__The tasks__.
1: In the passage on cleanroom pass-through boxes, what wall opening may a pass-through with 18”w X 18”d X 18”h interior dimensions require?
2: Render this sentence from the passage on cleanroom pass-through boxes in Spanish: "Most pass-through doors will hinge from the same side (the interlocking mechanism is only located on one side of the box)."
3: Pick up the passage on cleanroom pass-through boxes after its final sentence and keep writing it.

__Given passage__.

[start]

Pass-through boxes (or pass-thrus) are an essential part of an efficient cleanroom suite. They provide a means of transferring materials from the cleanroom to the workroom with minimal transmission of potentially contaminated air. This blog is designed to assist you in navigating various options available in the pass-through market.
Sizing & Location
There are two main determining factors to consider when sizing a pass-through: the size of the items being transferred (interior should accommodate the largest item) and the pass-through location. If numerous large batches are planned, consider a larger size pass-through to reduce the need for multiple transfers. Determining the bin or basket size that will be used to hold the items is a good starting point.
Most manufacturers state the internal dimensions of the box in the name; however, the overall dimensions need to be taken into account. For instance, a pass-through with 18”w X 18”d X 18”h interior dimensions may require a wall opening of 22.75”w X 20”h. The architect should account for the external dimensions of the chosen model; the available location or space may limit the size of the pass-through as well as the direction of the door swing. Most pass-through doors will hinge from the same side (the interlocking mechanism is only located on one side of the box). The door swing location must provide easy access to the interior.

[end]

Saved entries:
[start]

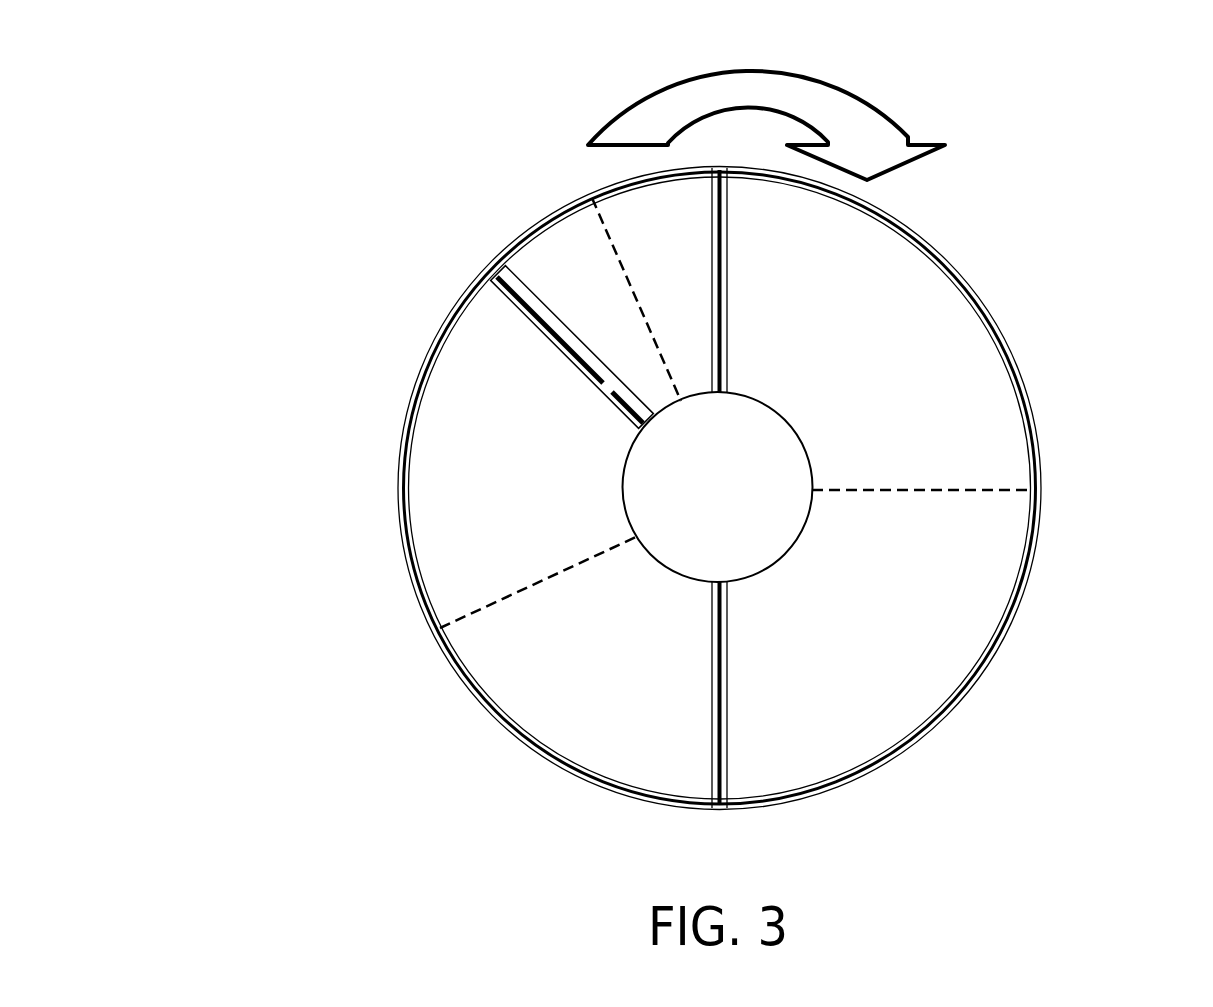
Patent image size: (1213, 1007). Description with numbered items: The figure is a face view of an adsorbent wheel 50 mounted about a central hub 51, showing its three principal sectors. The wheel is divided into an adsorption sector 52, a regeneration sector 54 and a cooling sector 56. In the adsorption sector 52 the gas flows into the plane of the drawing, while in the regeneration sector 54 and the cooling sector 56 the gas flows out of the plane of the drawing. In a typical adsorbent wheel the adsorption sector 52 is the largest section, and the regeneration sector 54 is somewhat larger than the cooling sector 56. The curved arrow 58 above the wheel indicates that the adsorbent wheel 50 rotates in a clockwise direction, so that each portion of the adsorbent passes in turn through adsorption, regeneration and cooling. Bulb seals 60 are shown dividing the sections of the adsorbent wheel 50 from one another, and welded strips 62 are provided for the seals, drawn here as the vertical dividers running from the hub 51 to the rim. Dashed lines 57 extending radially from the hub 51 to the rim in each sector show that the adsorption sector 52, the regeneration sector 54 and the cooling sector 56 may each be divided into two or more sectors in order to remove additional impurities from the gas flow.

The adsorbent wheel 50 is at (1084, 628).
The hub 51 is at (812, 468).
The adsorption sector 52 is at (913, 542).
The regeneration sector 54 is at (541, 548).
The cooling sector 56 is at (683, 293).
The dashed lines 57 is at (600, 228).
The arrow 58 is at (848, 110).
The bulb seals 60 is at (683, 393).
The welded strips 62 is at (728, 325).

[end]

__Outputs for the tasks__.
1: A wall opening of 22.75”w X 20”h.

2: La mayoría de las puertas de las cajas de paso tienen las bisagras del mismo lado (el mecanismo de enclavamiento solo está ubicado en un lado de la caja).

3:
The offset of the pass-through within the wall should also be considered. In order to reduce ledges that may collect dust and contaminants, our recommendation is to minimize how much the box intrudes into the cleanroom. Conversely, this will cause the pass-through to extend further into the workroom or storage room on the other side.
Ensure that the wall can support the unit's weight, especially if it is offset as described above. Typically this is only an issue with the larger units. In that case, ask the manufacturer to provide support brackets and wall blocking requirements.
Filtered vs. Unfiltered
Some manufacturers offer HEPA filtered pass-throughs which filter the air within the interior to minimize contaminants. These are most often used in Hazardous Drug (HD) compounding rooms to pull out any HD particles within the chamber. A purge feature is available with some units, keeping both doors locked until the air has been cycled through the filters. Note that these filtered pass-throughs require a power supply and are also substantially larger and heavier than their unfiltered counterparts.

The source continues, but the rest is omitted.